▶ Description of the task: Copy, from the entries below, each line in which the string "مشکور" appears.

Dataset records
-- start --

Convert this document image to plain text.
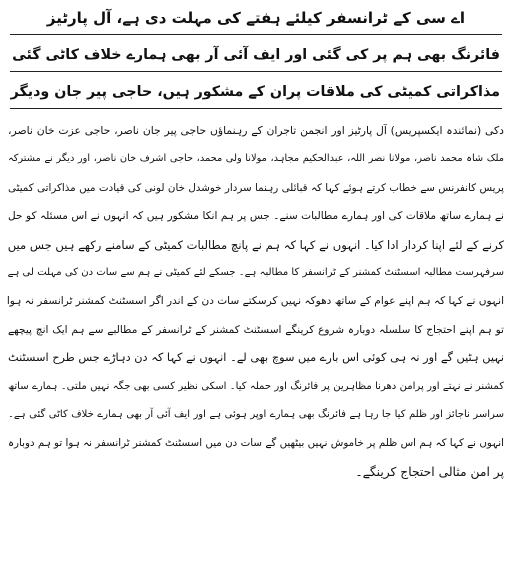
اے سی کے ٹرانسفر کیلئے ہفتے کی مہلت دی ہے، آل پارٹیز
فائرنگ بھی ہم پر کی گئی اور ایف آئی آر بھی ہمارے خلاف کاٹی گئی
مذاکراتی کمیٹی کی ملاقات پران کے مشکور ہیں، حاجی پیر جان ودیگر
دکی (نمائندہ ایکسپریس) آل پارٹیز اور انجمن تاجران کے رہنماؤں حاجی پیر جان ناصر، حاجی عزت خان ناصر،
ملک شاہ محمد ناصر، مولانا نصر اللہ، عبدالحکیم مجاہد، مولانا ولی محمد، حاجی اشرف خان ناصر، اور دیگر نے مشترکہ
پریس کانفرنس سے خطاب کرتے ہوئے کہا کہ قبائلی رہنما سردار خوشدل خان لونی کی قیادت میں مذاکراتی کمیٹی
نے ہمارے ساتھ ملاقات کی اور ہمارے مطالبات سنے۔ جس پر ہم انکا مشکور ہیں کہ انہوں نے اس مسئلہ کو حل
کرنے کے لئے اپنا کردار ادا کیا۔ انہوں نے کہا کہ ہم نے پانچ مطالبات کمیٹی کے سامنے رکھے ہیں جس میں
سرفہرست مطالبہ اسسٹنٹ کمشنر کے ٹرانسفر کا مطالبہ ہے۔ جسکے لئے کمیٹی نے ہم سے سات دن کی مہلت لی ہے
انہوں نے کہا کہ ہم اپنے عوام کے ساتھ دھوکہ نہیں کرسکتے سات دن کے اندر اگر اسسٹنٹ کمشنر ٹرانسفر نہ ہوا
تو ہم اپنے احتجاج کا سلسلہ دوبارہ شروع کرینگے اسسٹنٹ کمشنر کے ٹرانسفر کے مطالبے سے ہم ایک انچ پیچھے
نہیں ہٹیں گے اور نہ ہی کوئی اس بارے میں سوچ بھی لے۔ انہوں نے کہا کہ دن دہاڑے جس طرح اسسٹنٹ
کمشنر نے نہتے اور پرامن دھرنا مظاہرین پر فائرنگ اور حملہ کیا۔ اسکی نظیر کسی بھی جگہ نہیں ملتی۔ ہمارے ساتھ
سراسر ناجائز اور ظلم کیا جا رہا ہے فائرنگ بھی ہمارے اوپر ہوئی ہے اور ایف آئی آر بھی ہمارے خلاف کاٹی گئی ہے۔
انہوں نے کہا کہ ہم اس ظلم پر خاموش نہیں بیٹھیں گے سات دن میں اسسٹنٹ کمشنر ٹرانسفر نہ ہوا تو ہم دوبارہ
پر امن مثالی احتجاج کرینگے۔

-- end --

▶ Solved problem:
مذاکراتی کمیٹی کی ملاقات پران کے مشکور ہیں، حاجی پیر جان ودیگر
نے ہمارے ساتھ ملاقات کی اور ہمارے مطالبات سنے۔ جس پر ہم انکا مشکور ہیں کہ انہوں نے اس مسئلہ کو حل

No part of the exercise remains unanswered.